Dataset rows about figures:
· · · · ·
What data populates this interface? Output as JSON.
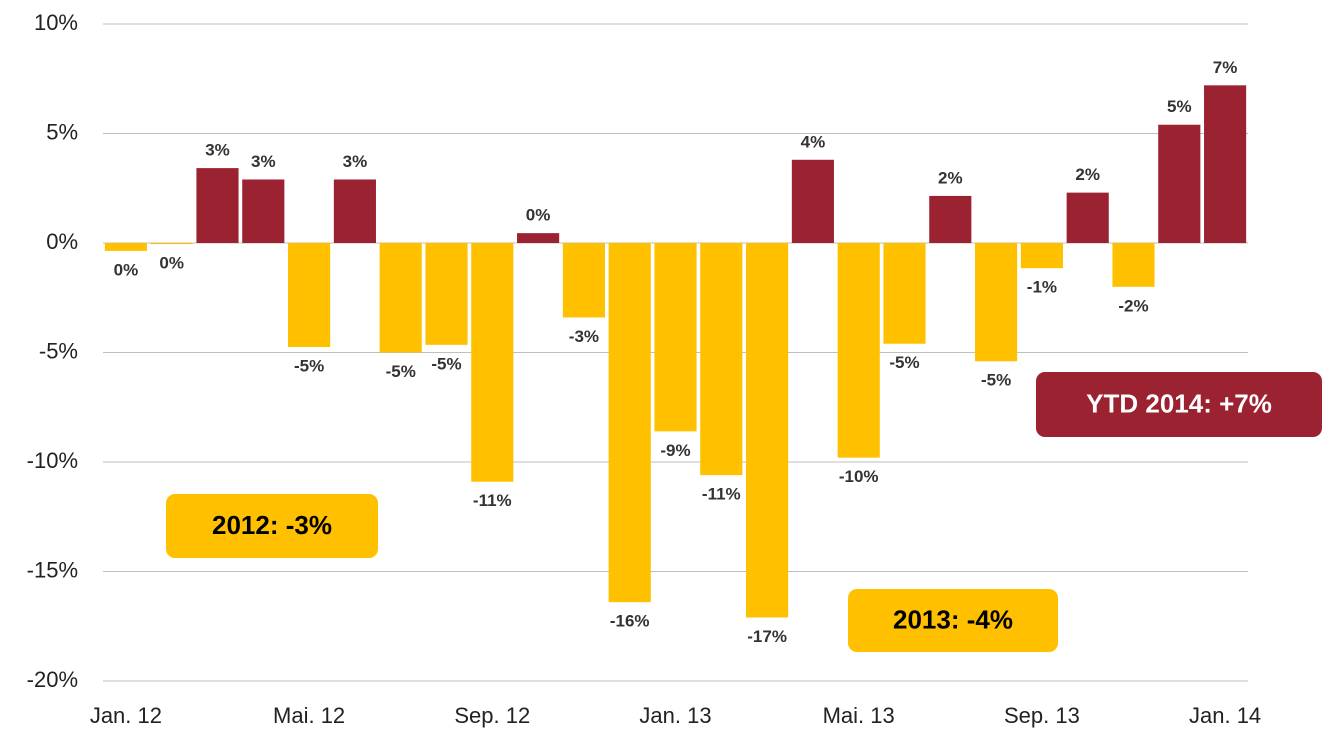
{
  "chart_data": {
    "type": "bar",
    "categories": [
      "Jan. 12",
      null,
      null,
      null,
      "Mai. 12",
      null,
      null,
      null,
      "Sep. 12",
      null,
      null,
      null,
      "Jan. 13",
      null,
      null,
      null,
      "Mai. 13",
      null,
      null,
      null,
      "Sep. 13",
      null,
      null,
      null,
      "Jan. 14"
    ],
    "values": [
      -0.36,
      -0.05,
      3.42,
      2.9,
      -4.75,
      2.9,
      -5.0,
      -4.65,
      -10.9,
      0.45,
      -3.4,
      -16.4,
      -8.6,
      -10.6,
      -17.1,
      3.8,
      -9.8,
      -4.6,
      2.15,
      -5.4,
      -1.15,
      2.3,
      -2.0,
      5.4,
      7.2
    ],
    "value_labels": [
      "0%",
      "0%",
      "3%",
      "3%",
      "-5%",
      "3%",
      "-5%",
      "-5%",
      "-11%",
      "0%",
      "-3%",
      "-16%",
      "-9%",
      "-11%",
      "-17%",
      "4%",
      "-10%",
      "-5%",
      "2%",
      "-5%",
      "-1%",
      "2%",
      "-2%",
      "5%",
      "7%"
    ],
    "positive_color": "#9b2230",
    "negative_color": "#ffc000",
    "ylim": [
      -20,
      10
    ],
    "yticks": [
      {
        "value": -20,
        "label": "-20%"
      },
      {
        "value": -15,
        "label": "-15%"
      },
      {
        "value": -10,
        "label": "-10%"
      },
      {
        "value": -5,
        "label": "-5%"
      },
      {
        "value": 0,
        "label": "0%"
      },
      {
        "value": 5,
        "label": "5%"
      },
      {
        "value": 10,
        "label": "10%"
      }
    ],
    "grid": true,
    "annotations": [
      {
        "text": "2012:  -3%",
        "color": "#ffc000",
        "text_color": "#000000"
      },
      {
        "text": "2013:  -4%",
        "color": "#ffc000",
        "text_color": "#000000"
      },
      {
        "text": "YTD 2014:  +7%",
        "color": "#9b2230",
        "text_color": "#ffffff"
      }
    ]
  }
}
· · · · ·
# WRITTEN REQUEST
The records above need to be given again exactly. Omit the pictures.

# TASK SOLUTION
What data populates this interface? Output as JSON.
{
  "chart_data": {
    "type": "bar",
    "categories": [
      "Jan. 12",
      null,
      null,
      null,
      "Mai. 12",
      null,
      null,
      null,
      "Sep. 12",
      null,
      null,
      null,
      "Jan. 13",
      null,
      null,
      null,
      "Mai. 13",
      null,
      null,
      null,
      "Sep. 13",
      null,
      null,
      null,
      "Jan. 14"
    ],
    "values": [
      -0.36,
      -0.05,
      3.42,
      2.9,
      -4.75,
      2.9,
      -5.0,
      -4.65,
      -10.9,
      0.45,
      -3.4,
      -16.4,
      -8.6,
      -10.6,
      -17.1,
      3.8,
      -9.8,
      -4.6,
      2.15,
      -5.4,
      -1.15,
      2.3,
      -2.0,
      5.4,
      7.2
    ],
    "value_labels": [
      "0%",
      "0%",
      "3%",
      "3%",
      "-5%",
      "3%",
      "-5%",
      "-5%",
      "-11%",
      "0%",
      "-3%",
      "-16%",
      "-9%",
      "-11%",
      "-17%",
      "4%",
      "-10%",
      "-5%",
      "2%",
      "-5%",
      "-1%",
      "2%",
      "-2%",
      "5%",
      "7%"
    ],
    "positive_color": "#9b2230",
    "negative_color": "#ffc000",
    "ylim": [
      -20,
      10
    ],
    "yticks": [
      {
        "value": -20,
        "label": "-20%"
      },
      {
        "value": -15,
        "label": "-15%"
      },
      {
        "value": -10,
        "label": "-10%"
      },
      {
        "value": -5,
        "label": "-5%"
      },
      {
        "value": 0,
        "label": "0%"
      },
      {
        "value": 5,
        "label": "5%"
      },
      {
        "value": 10,
        "label": "10%"
      }
    ],
    "grid": true,
    "annotations": [
      {
        "text": "2012:  -3%",
        "color": "#ffc000",
        "text_color": "#000000"
      },
      {
        "text": "2013:  -4%",
        "color": "#ffc000",
        "text_color": "#000000"
      },
      {
        "text": "YTD 2014:  +7%",
        "color": "#9b2230",
        "text_color": "#ffffff"
      }
    ]
  }
}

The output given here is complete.